Exercise directions: In the entries below, find the lines with the word "this" and copy them.

^^^^^^^^^^^^^^^^

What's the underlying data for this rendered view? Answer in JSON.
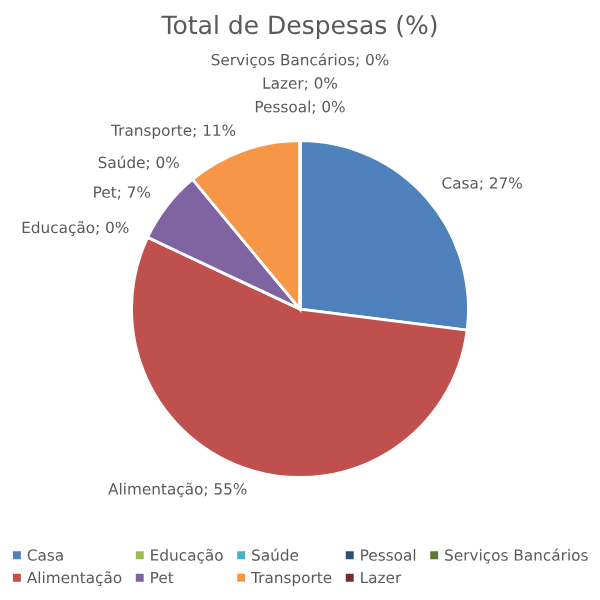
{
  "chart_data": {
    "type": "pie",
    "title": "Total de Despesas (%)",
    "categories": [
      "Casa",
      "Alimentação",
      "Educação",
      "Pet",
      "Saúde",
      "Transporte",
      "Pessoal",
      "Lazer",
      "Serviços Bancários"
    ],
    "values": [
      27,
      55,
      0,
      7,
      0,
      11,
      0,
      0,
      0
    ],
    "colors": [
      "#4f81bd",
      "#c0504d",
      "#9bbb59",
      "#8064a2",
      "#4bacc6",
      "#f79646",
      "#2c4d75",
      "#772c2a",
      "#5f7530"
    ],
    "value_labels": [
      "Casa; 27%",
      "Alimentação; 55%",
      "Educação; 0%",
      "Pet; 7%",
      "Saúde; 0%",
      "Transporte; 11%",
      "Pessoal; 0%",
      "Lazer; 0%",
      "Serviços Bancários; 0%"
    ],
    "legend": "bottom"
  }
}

^^^^^^^^^^^^^^^^

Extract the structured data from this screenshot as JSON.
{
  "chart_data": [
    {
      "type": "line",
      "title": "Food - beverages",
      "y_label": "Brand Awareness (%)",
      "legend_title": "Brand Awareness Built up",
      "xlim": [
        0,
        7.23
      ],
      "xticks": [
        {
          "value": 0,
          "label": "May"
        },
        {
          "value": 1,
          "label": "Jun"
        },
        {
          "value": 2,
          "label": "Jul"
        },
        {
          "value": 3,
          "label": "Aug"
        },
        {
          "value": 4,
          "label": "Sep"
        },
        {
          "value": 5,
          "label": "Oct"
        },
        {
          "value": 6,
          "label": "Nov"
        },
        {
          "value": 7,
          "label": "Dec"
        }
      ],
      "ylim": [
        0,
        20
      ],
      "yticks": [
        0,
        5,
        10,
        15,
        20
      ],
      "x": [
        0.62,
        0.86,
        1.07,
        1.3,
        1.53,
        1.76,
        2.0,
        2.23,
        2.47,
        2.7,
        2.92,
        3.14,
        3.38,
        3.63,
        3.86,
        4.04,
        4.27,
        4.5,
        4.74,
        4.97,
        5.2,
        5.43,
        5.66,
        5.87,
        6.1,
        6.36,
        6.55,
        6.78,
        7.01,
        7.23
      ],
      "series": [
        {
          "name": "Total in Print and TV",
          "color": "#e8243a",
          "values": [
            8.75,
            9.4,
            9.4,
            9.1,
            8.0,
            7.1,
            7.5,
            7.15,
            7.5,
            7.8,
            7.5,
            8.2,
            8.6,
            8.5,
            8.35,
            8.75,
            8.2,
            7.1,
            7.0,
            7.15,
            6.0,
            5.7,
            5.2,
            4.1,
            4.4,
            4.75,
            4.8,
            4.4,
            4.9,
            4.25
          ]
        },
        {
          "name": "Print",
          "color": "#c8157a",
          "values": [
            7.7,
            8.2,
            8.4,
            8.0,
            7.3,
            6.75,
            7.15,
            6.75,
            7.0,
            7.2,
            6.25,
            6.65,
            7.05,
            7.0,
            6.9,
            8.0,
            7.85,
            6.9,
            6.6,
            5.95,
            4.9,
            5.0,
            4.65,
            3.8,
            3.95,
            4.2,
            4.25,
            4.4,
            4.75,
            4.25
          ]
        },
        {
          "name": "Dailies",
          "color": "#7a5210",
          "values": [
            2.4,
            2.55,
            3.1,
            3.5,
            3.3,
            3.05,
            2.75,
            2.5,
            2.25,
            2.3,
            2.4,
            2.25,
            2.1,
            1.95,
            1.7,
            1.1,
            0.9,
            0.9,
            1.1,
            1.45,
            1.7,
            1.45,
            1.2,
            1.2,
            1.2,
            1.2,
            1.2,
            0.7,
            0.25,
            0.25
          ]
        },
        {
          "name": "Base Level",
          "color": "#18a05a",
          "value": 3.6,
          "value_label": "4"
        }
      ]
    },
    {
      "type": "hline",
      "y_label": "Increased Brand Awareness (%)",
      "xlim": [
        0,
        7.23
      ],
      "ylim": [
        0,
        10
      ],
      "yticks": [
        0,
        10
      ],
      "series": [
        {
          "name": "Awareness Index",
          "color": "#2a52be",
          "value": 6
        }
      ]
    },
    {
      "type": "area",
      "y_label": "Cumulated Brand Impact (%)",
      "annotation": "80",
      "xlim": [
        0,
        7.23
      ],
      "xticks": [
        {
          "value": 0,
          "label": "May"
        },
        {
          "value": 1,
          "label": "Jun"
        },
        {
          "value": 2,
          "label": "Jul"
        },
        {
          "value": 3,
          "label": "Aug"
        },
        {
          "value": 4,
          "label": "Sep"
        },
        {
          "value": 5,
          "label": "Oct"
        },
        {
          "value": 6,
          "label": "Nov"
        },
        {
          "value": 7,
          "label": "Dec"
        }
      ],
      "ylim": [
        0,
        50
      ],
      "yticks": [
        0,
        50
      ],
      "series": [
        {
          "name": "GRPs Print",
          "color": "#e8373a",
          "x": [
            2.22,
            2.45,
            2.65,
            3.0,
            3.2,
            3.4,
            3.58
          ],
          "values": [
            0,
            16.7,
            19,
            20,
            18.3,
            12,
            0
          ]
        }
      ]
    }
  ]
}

^^^^^^^^^^^^^^^^

Full output:
What's the underlying data for this rendered view? Answer in JSON.
Extract the structured data from this screenshot as JSON.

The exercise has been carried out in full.